• WORK TO COMPLETE:
Copy out the data below as written; omit any images.

━━━━━━━━━━━━━━━━━━━━

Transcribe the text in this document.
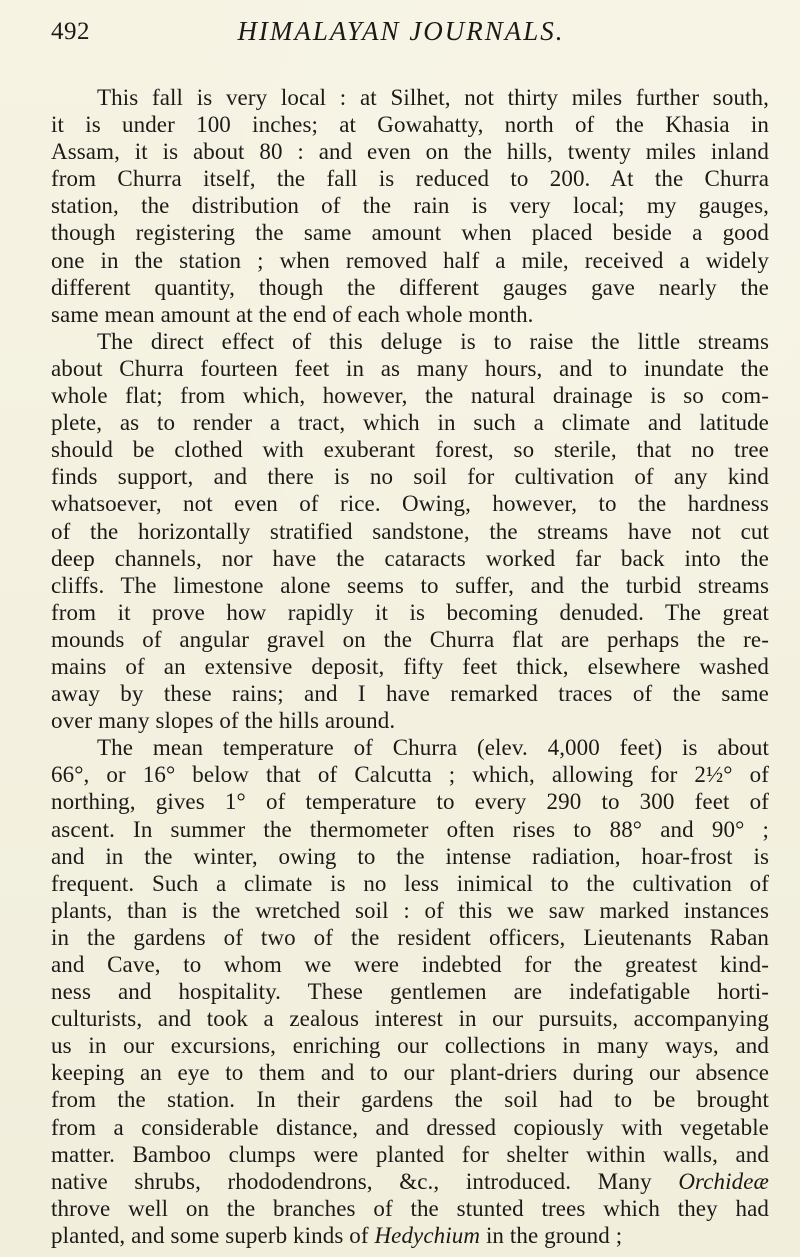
492	HIMALAYAN JOURNALS.
This fall is very local : at Silhet, not thirty miles further south,
it is under 100 inches; at Gowahatty, north of the Khasia in
Assam, it is about 80 : and even on the hills, twenty miles inland
from Churra itself, the fall is reduced to 200. At the Churra
station, the distribution of the rain is very local; my gauges,
though registering the same amount when placed beside a good
one in the station ; when removed half a mile, received a widely
different quantity, though the different gauges gave nearly the
same mean amount at the end of each whole month.
The direct effect of this deluge is to raise the little streams
about Churra fourteen feet in as many hours, and to inundate the
whole flat; from which, however, the natural drainage is so com-
plete, as to render a tract, which in such a climate and latitude
should be clothed with exuberant forest, so sterile, that no tree
finds support, and there is no soil for cultivation of any kind
whatsoever, not even of rice. Owing, however, to the hardness
of the horizontally stratified sandstone, the streams have not cut
deep channels, nor have the cataracts worked far back into the
cliffs. The limestone alone seems to suffer, and the turbid streams
from it prove how rapidly it is becoming denuded. The great
mounds of angular gravel on the Churra flat are perhaps the re-
mains of an extensive deposit, fifty feet thick, elsewhere washed
away by these rains; and I have remarked traces of the same
over many slopes of the hills around.
The mean temperature of Churra (elev. 4,000 feet) is about
66°, or 16° below that of Calcutta ; which, allowing for 2½° of
northing, gives 1° of temperature to every 290 to 300 feet of
ascent. In summer the thermometer often rises to 88° and 90° ;
and in the winter, owing to the intense radiation, hoar-frost is
frequent. Such a climate is no less inimical to the cultivation of
plants, than is the wretched soil : of this we saw marked instances
in the gardens of two of the resident officers, Lieutenants Raban
and Cave, to whom we were indebted for the greatest kind-
ness and hospitality. These gentlemen are indefatigable horti-
culturists, and took a zealous interest in our pursuits, accompanying
us in our excursions, enriching our collections in many ways, and
keeping an eye to them and to our plant-driers during our absence
from the station. In their gardens the soil had to be brought
from a considerable distance, and dressed copiously with vegetable
matter. Bamboo clumps were planted for shelter within walls, and
native shrubs, rhododendrons, &c., introduced. Many Orchideæ
throve well on the branches of the stunted trees which they had
planted, and some superb kinds of Hedychium in the ground ;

━━━━━━━━━━━━━━━━━━━━

• SOLUTION:
Transcribe the text in this document.
492	HIMALAYAN JOURNALS.
This fall is very local : at Silhet, not thirty miles further south,
it is under 100 inches; at Gowahatty, north of the Khasia in
Assam, it is about 80 : and even on the hills, twenty miles inland
from Churra itself, the fall is reduced to 200. At the Churra
station, the distribution of the rain is very local; my gauges,
though registering the same amount when placed beside a good
one in the station ; when removed half a mile, received a widely
different quantity, though the different gauges gave nearly the
same mean amount at the end of each whole month.
The direct effect of this deluge is to raise the little streams
about Churra fourteen feet in as many hours, and to inundate the
whole flat; from which, however, the natural drainage is so com-
plete, as to render a tract, which in such a climate and latitude
should be clothed with exuberant forest, so sterile, that no tree
finds support, and there is no soil for cultivation of any kind
whatsoever, not even of rice. Owing, however, to the hardness
of the horizontally stratified sandstone, the streams have not cut
deep channels, nor have the cataracts worked far back into the
cliffs. The limestone alone seems to suffer, and the turbid streams
from it prove how rapidly it is becoming denuded. The great
mounds of angular gravel on the Churra flat are perhaps the re-
mains of an extensive deposit, fifty feet thick, elsewhere washed
away by these rains; and I have remarked traces of the same
over many slopes of the hills around.
The mean temperature of Churra (elev. 4,000 feet) is about
66°, or 16° below that of Calcutta ; which, allowing for 2½° of
northing, gives 1° of temperature to every 290 to 300 feet of
ascent. In summer the thermometer often rises to 88° and 90° ;
and in the winter, owing to the intense radiation, hoar-frost is
frequent. Such a climate is no less inimical to the cultivation of
plants, than is the wretched soil : of this we saw marked instances
in the gardens of two of the resident officers, Lieutenants Raban
and Cave, to whom we were indebted for the greatest kind-
ness and hospitality. These gentlemen are indefatigable horti-
culturists, and took a zealous interest in our pursuits, accompanying
us in our excursions, enriching our collections in many ways, and
keeping an eye to them and to our plant-driers during our absence
from the station. In their gardens the soil had to be brought
from a considerable distance, and dressed copiously with vegetable
matter. Bamboo clumps were planted for shelter within walls, and
native shrubs, rhododendrons, &c., introduced. Many Orchideæ
throve well on the branches of the stunted trees which they had
planted, and some superb kinds of Hedychium in the ground ;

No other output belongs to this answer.